begin Dataset
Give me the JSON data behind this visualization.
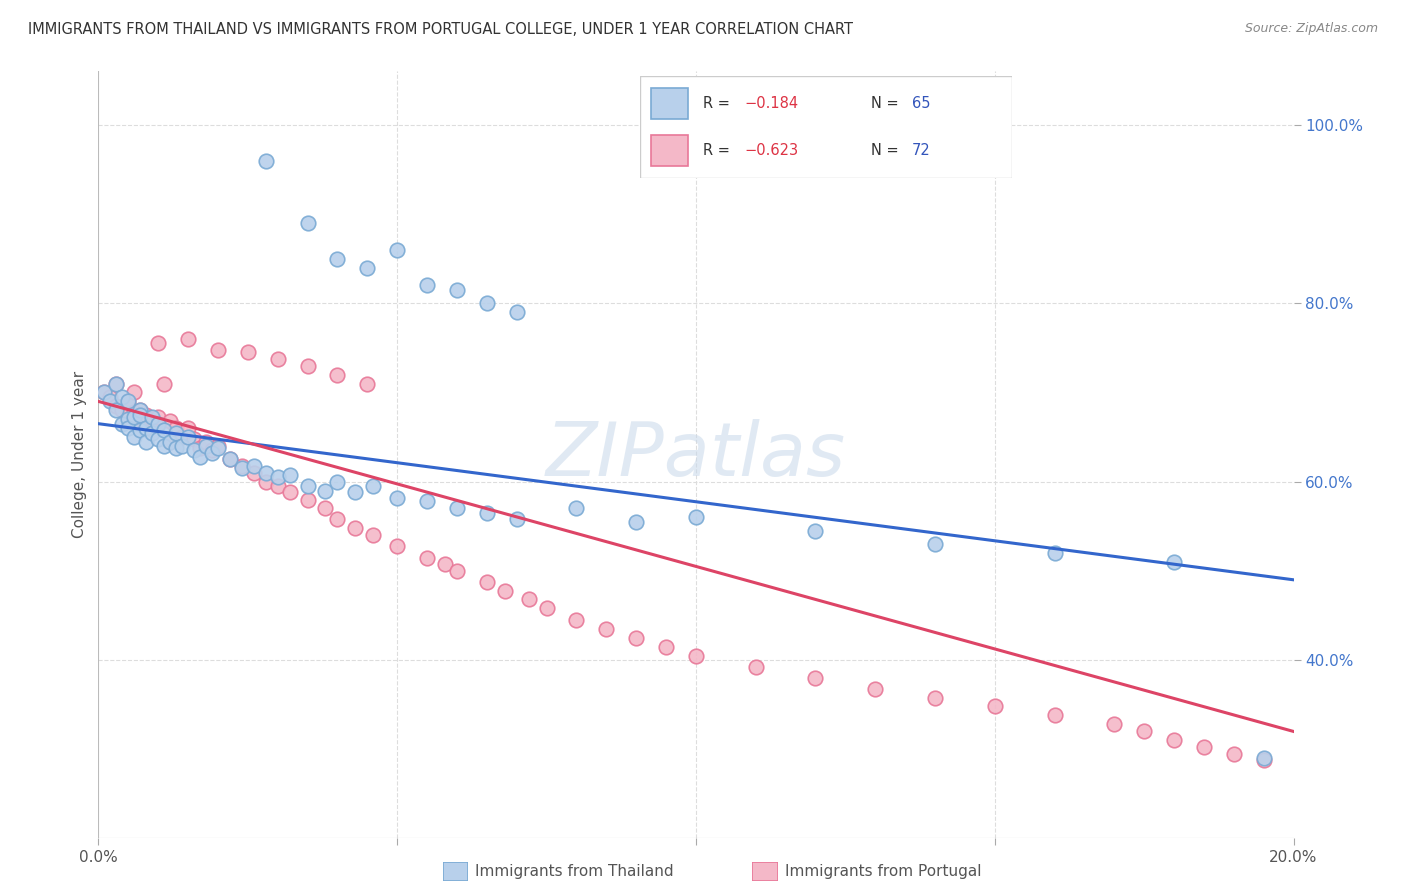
{
  "title": "IMMIGRANTS FROM THAILAND VS IMMIGRANTS FROM PORTUGAL COLLEGE, UNDER 1 YEAR CORRELATION CHART",
  "source": "Source: ZipAtlas.com",
  "ylabel": "College, Under 1 year",
  "x_min": 0.0,
  "x_max": 0.2,
  "y_min": 0.2,
  "y_max": 1.06,
  "right_y_ticks": [
    1.0,
    0.8,
    0.6,
    0.4
  ],
  "right_y_labels": [
    "100.0%",
    "80.0%",
    "60.0%",
    "40.0%"
  ],
  "x_ticks": [
    0.0,
    0.05,
    0.1,
    0.15,
    0.2
  ],
  "x_tick_labels": [
    "0.0%",
    "",
    "",
    "",
    "20.0%"
  ],
  "bottom_labels": [
    "Immigrants from Thailand",
    "Immigrants from Portugal"
  ],
  "thailand_color": "#b8d0eb",
  "thailand_edge": "#7aaad4",
  "portugal_color": "#f4b8c8",
  "portugal_edge": "#e87898",
  "thailand_line_color": "#3366cc",
  "portugal_line_color": "#dd4466",
  "R_thailand": -0.184,
  "N_thailand": 65,
  "R_portugal": -0.623,
  "N_portugal": 72,
  "watermark": "ZIPatlas",
  "background_color": "#ffffff",
  "grid_color": "#dddddd",
  "title_color": "#333333",
  "axis_label_color": "#555555",
  "legend_color_R": "#dd3344",
  "legend_color_N": "#3355bb",
  "thailand_x": [
    0.001,
    0.002,
    0.003,
    0.003,
    0.004,
    0.004,
    0.005,
    0.005,
    0.005,
    0.006,
    0.006,
    0.007,
    0.007,
    0.007,
    0.008,
    0.008,
    0.009,
    0.009,
    0.01,
    0.01,
    0.011,
    0.011,
    0.012,
    0.013,
    0.013,
    0.014,
    0.015,
    0.016,
    0.017,
    0.018,
    0.019,
    0.02,
    0.022,
    0.024,
    0.026,
    0.028,
    0.03,
    0.032,
    0.035,
    0.038,
    0.04,
    0.043,
    0.046,
    0.05,
    0.055,
    0.06,
    0.065,
    0.07,
    0.028,
    0.035,
    0.04,
    0.045,
    0.05,
    0.055,
    0.06,
    0.065,
    0.07,
    0.08,
    0.09,
    0.1,
    0.12,
    0.14,
    0.16,
    0.18,
    0.195
  ],
  "thailand_y": [
    0.7,
    0.69,
    0.68,
    0.71,
    0.665,
    0.695,
    0.67,
    0.66,
    0.69,
    0.672,
    0.65,
    0.68,
    0.658,
    0.675,
    0.66,
    0.645,
    0.655,
    0.672,
    0.648,
    0.665,
    0.64,
    0.658,
    0.645,
    0.655,
    0.638,
    0.64,
    0.65,
    0.635,
    0.628,
    0.64,
    0.632,
    0.638,
    0.625,
    0.615,
    0.618,
    0.61,
    0.605,
    0.608,
    0.595,
    0.59,
    0.6,
    0.588,
    0.595,
    0.582,
    0.578,
    0.57,
    0.565,
    0.558,
    0.96,
    0.89,
    0.85,
    0.84,
    0.86,
    0.82,
    0.815,
    0.8,
    0.79,
    0.57,
    0.555,
    0.56,
    0.545,
    0.53,
    0.52,
    0.51,
    0.29
  ],
  "portugal_x": [
    0.001,
    0.002,
    0.003,
    0.003,
    0.004,
    0.005,
    0.005,
    0.006,
    0.006,
    0.007,
    0.007,
    0.008,
    0.008,
    0.009,
    0.009,
    0.01,
    0.01,
    0.011,
    0.012,
    0.012,
    0.013,
    0.014,
    0.015,
    0.016,
    0.017,
    0.018,
    0.019,
    0.02,
    0.022,
    0.024,
    0.026,
    0.028,
    0.03,
    0.032,
    0.035,
    0.038,
    0.04,
    0.043,
    0.046,
    0.05,
    0.055,
    0.058,
    0.06,
    0.065,
    0.068,
    0.072,
    0.075,
    0.08,
    0.085,
    0.09,
    0.095,
    0.1,
    0.11,
    0.12,
    0.13,
    0.14,
    0.15,
    0.16,
    0.17,
    0.175,
    0.18,
    0.185,
    0.19,
    0.195,
    0.01,
    0.015,
    0.02,
    0.025,
    0.03,
    0.035,
    0.04,
    0.045
  ],
  "portugal_y": [
    0.7,
    0.695,
    0.685,
    0.71,
    0.68,
    0.675,
    0.69,
    0.678,
    0.7,
    0.67,
    0.68,
    0.665,
    0.675,
    0.658,
    0.67,
    0.665,
    0.672,
    0.71,
    0.645,
    0.668,
    0.66,
    0.65,
    0.66,
    0.648,
    0.638,
    0.645,
    0.635,
    0.64,
    0.625,
    0.618,
    0.61,
    0.6,
    0.595,
    0.588,
    0.58,
    0.57,
    0.558,
    0.548,
    0.54,
    0.528,
    0.515,
    0.508,
    0.5,
    0.488,
    0.478,
    0.468,
    0.458,
    0.445,
    0.435,
    0.425,
    0.415,
    0.405,
    0.392,
    0.38,
    0.368,
    0.358,
    0.348,
    0.338,
    0.328,
    0.32,
    0.31,
    0.302,
    0.295,
    0.288,
    0.755,
    0.76,
    0.748,
    0.745,
    0.738,
    0.73,
    0.72,
    0.71
  ]
}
end Dataset
[Aim]
Every record above should be written out again exactly; the pictures stay out of the copy.

[Exercise output]
Give me the JSON data behind this visualization.
{
  "title": "IMMIGRANTS FROM THAILAND VS IMMIGRANTS FROM PORTUGAL COLLEGE, UNDER 1 YEAR CORRELATION CHART",
  "source": "Source: ZipAtlas.com",
  "ylabel": "College, Under 1 year",
  "x_min": 0.0,
  "x_max": 0.2,
  "y_min": 0.2,
  "y_max": 1.06,
  "right_y_ticks": [
    1.0,
    0.8,
    0.6,
    0.4
  ],
  "right_y_labels": [
    "100.0%",
    "80.0%",
    "60.0%",
    "40.0%"
  ],
  "x_ticks": [
    0.0,
    0.05,
    0.1,
    0.15,
    0.2
  ],
  "x_tick_labels": [
    "0.0%",
    "",
    "",
    "",
    "20.0%"
  ],
  "bottom_labels": [
    "Immigrants from Thailand",
    "Immigrants from Portugal"
  ],
  "thailand_color": "#b8d0eb",
  "thailand_edge": "#7aaad4",
  "portugal_color": "#f4b8c8",
  "portugal_edge": "#e87898",
  "thailand_line_color": "#3366cc",
  "portugal_line_color": "#dd4466",
  "R_thailand": -0.184,
  "N_thailand": 65,
  "R_portugal": -0.623,
  "N_portugal": 72,
  "watermark": "ZIPatlas",
  "background_color": "#ffffff",
  "grid_color": "#dddddd",
  "title_color": "#333333",
  "axis_label_color": "#555555",
  "legend_color_R": "#dd3344",
  "legend_color_N": "#3355bb",
  "thailand_x": [
    0.001,
    0.002,
    0.003,
    0.003,
    0.004,
    0.004,
    0.005,
    0.005,
    0.005,
    0.006,
    0.006,
    0.007,
    0.007,
    0.007,
    0.008,
    0.008,
    0.009,
    0.009,
    0.01,
    0.01,
    0.011,
    0.011,
    0.012,
    0.013,
    0.013,
    0.014,
    0.015,
    0.016,
    0.017,
    0.018,
    0.019,
    0.02,
    0.022,
    0.024,
    0.026,
    0.028,
    0.03,
    0.032,
    0.035,
    0.038,
    0.04,
    0.043,
    0.046,
    0.05,
    0.055,
    0.06,
    0.065,
    0.07,
    0.028,
    0.035,
    0.04,
    0.045,
    0.05,
    0.055,
    0.06,
    0.065,
    0.07,
    0.08,
    0.09,
    0.1,
    0.12,
    0.14,
    0.16,
    0.18,
    0.195
  ],
  "thailand_y": [
    0.7,
    0.69,
    0.68,
    0.71,
    0.665,
    0.695,
    0.67,
    0.66,
    0.69,
    0.672,
    0.65,
    0.68,
    0.658,
    0.675,
    0.66,
    0.645,
    0.655,
    0.672,
    0.648,
    0.665,
    0.64,
    0.658,
    0.645,
    0.655,
    0.638,
    0.64,
    0.65,
    0.635,
    0.628,
    0.64,
    0.632,
    0.638,
    0.625,
    0.615,
    0.618,
    0.61,
    0.605,
    0.608,
    0.595,
    0.59,
    0.6,
    0.588,
    0.595,
    0.582,
    0.578,
    0.57,
    0.565,
    0.558,
    0.96,
    0.89,
    0.85,
    0.84,
    0.86,
    0.82,
    0.815,
    0.8,
    0.79,
    0.57,
    0.555,
    0.56,
    0.545,
    0.53,
    0.52,
    0.51,
    0.29
  ],
  "portugal_x": [
    0.001,
    0.002,
    0.003,
    0.003,
    0.004,
    0.005,
    0.005,
    0.006,
    0.006,
    0.007,
    0.007,
    0.008,
    0.008,
    0.009,
    0.009,
    0.01,
    0.01,
    0.011,
    0.012,
    0.012,
    0.013,
    0.014,
    0.015,
    0.016,
    0.017,
    0.018,
    0.019,
    0.02,
    0.022,
    0.024,
    0.026,
    0.028,
    0.03,
    0.032,
    0.035,
    0.038,
    0.04,
    0.043,
    0.046,
    0.05,
    0.055,
    0.058,
    0.06,
    0.065,
    0.068,
    0.072,
    0.075,
    0.08,
    0.085,
    0.09,
    0.095,
    0.1,
    0.11,
    0.12,
    0.13,
    0.14,
    0.15,
    0.16,
    0.17,
    0.175,
    0.18,
    0.185,
    0.19,
    0.195,
    0.01,
    0.015,
    0.02,
    0.025,
    0.03,
    0.035,
    0.04,
    0.045
  ],
  "portugal_y": [
    0.7,
    0.695,
    0.685,
    0.71,
    0.68,
    0.675,
    0.69,
    0.678,
    0.7,
    0.67,
    0.68,
    0.665,
    0.675,
    0.658,
    0.67,
    0.665,
    0.672,
    0.71,
    0.645,
    0.668,
    0.66,
    0.65,
    0.66,
    0.648,
    0.638,
    0.645,
    0.635,
    0.64,
    0.625,
    0.618,
    0.61,
    0.6,
    0.595,
    0.588,
    0.58,
    0.57,
    0.558,
    0.548,
    0.54,
    0.528,
    0.515,
    0.508,
    0.5,
    0.488,
    0.478,
    0.468,
    0.458,
    0.445,
    0.435,
    0.425,
    0.415,
    0.405,
    0.392,
    0.38,
    0.368,
    0.358,
    0.348,
    0.338,
    0.328,
    0.32,
    0.31,
    0.302,
    0.295,
    0.288,
    0.755,
    0.76,
    0.748,
    0.745,
    0.738,
    0.73,
    0.72,
    0.71
  ]
}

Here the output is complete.